(Stored records)
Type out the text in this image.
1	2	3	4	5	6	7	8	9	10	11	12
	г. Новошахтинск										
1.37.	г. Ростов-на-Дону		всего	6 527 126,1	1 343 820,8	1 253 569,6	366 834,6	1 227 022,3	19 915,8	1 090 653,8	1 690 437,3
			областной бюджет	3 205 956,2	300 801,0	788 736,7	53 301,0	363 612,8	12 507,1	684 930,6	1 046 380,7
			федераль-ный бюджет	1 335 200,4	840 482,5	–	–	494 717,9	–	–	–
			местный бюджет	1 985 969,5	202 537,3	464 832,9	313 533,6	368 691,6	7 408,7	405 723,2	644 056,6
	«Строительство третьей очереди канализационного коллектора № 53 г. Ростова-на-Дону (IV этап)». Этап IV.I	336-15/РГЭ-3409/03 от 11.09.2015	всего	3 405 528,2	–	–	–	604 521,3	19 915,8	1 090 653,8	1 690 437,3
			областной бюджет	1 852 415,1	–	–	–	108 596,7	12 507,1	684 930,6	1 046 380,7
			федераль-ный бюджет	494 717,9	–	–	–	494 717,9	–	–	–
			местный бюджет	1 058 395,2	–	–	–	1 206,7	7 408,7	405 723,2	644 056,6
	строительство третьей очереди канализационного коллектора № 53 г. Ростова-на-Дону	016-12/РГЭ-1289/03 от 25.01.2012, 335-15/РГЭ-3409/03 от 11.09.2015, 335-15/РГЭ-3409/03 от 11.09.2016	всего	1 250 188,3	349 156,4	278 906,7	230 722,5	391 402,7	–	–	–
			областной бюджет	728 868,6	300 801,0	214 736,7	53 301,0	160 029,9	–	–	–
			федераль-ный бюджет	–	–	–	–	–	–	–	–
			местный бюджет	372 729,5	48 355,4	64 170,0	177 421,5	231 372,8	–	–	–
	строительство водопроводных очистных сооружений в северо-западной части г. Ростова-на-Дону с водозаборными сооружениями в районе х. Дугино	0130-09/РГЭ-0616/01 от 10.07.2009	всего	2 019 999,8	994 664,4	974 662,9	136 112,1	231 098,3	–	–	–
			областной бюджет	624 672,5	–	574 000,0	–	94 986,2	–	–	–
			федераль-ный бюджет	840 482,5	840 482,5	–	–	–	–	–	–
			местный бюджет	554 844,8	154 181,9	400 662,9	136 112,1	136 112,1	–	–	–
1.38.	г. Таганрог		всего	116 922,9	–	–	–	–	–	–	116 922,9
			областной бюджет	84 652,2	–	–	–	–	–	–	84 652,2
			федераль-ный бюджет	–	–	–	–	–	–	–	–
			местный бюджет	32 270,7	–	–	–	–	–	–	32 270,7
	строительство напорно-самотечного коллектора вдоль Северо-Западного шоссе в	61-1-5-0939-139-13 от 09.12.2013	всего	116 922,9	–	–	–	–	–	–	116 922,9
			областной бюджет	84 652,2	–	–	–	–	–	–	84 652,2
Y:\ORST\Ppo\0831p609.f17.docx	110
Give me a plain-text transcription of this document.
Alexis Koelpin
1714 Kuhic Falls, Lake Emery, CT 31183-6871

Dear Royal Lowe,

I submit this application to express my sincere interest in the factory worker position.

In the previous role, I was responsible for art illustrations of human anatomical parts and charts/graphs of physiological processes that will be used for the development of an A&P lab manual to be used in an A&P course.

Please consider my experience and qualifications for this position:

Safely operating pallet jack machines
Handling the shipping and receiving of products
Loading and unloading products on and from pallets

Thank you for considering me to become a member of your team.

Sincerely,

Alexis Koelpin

### Short exercise
Where a line above contains the string "products", copy that line.

### Expected answer
Handling the shipping and receiving of products
Loading and unloading products on and from pallets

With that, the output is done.